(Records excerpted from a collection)

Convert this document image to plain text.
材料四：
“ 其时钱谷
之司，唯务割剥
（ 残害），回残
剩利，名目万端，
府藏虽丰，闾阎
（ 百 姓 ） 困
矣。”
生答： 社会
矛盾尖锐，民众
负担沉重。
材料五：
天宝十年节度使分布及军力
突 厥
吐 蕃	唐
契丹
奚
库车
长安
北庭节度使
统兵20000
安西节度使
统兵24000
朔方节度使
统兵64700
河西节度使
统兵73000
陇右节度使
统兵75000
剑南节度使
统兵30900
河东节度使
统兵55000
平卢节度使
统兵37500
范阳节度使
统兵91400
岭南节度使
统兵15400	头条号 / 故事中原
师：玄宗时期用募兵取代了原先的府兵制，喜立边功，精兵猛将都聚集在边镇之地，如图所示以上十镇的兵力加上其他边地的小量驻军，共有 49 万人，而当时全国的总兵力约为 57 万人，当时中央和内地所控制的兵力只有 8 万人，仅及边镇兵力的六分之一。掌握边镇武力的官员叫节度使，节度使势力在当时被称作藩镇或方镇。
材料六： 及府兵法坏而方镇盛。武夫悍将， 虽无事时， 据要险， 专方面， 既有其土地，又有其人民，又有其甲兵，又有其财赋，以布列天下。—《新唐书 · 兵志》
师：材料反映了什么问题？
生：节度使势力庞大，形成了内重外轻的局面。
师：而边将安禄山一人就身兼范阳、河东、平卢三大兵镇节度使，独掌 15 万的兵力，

WHAT THE TASK REQUIRES -> From the listing above, reproduce all the lines exactly.

WRITTEN ANSWER ->
Convert this document image to plain text.
材料四：
“ 其时钱谷
之司，唯务割剥
（ 残害），回残
剩利，名目万端，
府藏虽丰，闾阎
（ 百 姓 ） 困
矣。”
生答： 社会
矛盾尖锐，民众
负担沉重。
材料五：
天宝十年节度使分布及军力
突 厥
吐 蕃	唐
契丹
奚
库车
长安
北庭节度使
统兵20000
安西节度使
统兵24000
朔方节度使
统兵64700
河西节度使
统兵73000
陇右节度使
统兵75000
剑南节度使
统兵30900
河东节度使
统兵55000
平卢节度使
统兵37500
范阳节度使
统兵91400
岭南节度使
统兵15400	头条号 / 故事中原
师：玄宗时期用募兵取代了原先的府兵制，喜立边功，精兵猛将都聚集在边镇之地，如图所示以上十镇的兵力加上其他边地的小量驻军，共有 49 万人，而当时全国的总兵力约为 57 万人，当时中央和内地所控制的兵力只有 8 万人，仅及边镇兵力的六分之一。掌握边镇武力的官员叫节度使，节度使势力在当时被称作藩镇或方镇。
材料六： 及府兵法坏而方镇盛。武夫悍将， 虽无事时， 据要险， 专方面， 既有其土地，又有其人民，又有其甲兵，又有其财赋，以布列天下。—《新唐书 · 兵志》
师：材料反映了什么问题？
生：节度使势力庞大，形成了内重外轻的局面。
师：而边将安禄山一人就身兼范阳、河东、平卢三大兵镇节度使，独掌 15 万的兵力，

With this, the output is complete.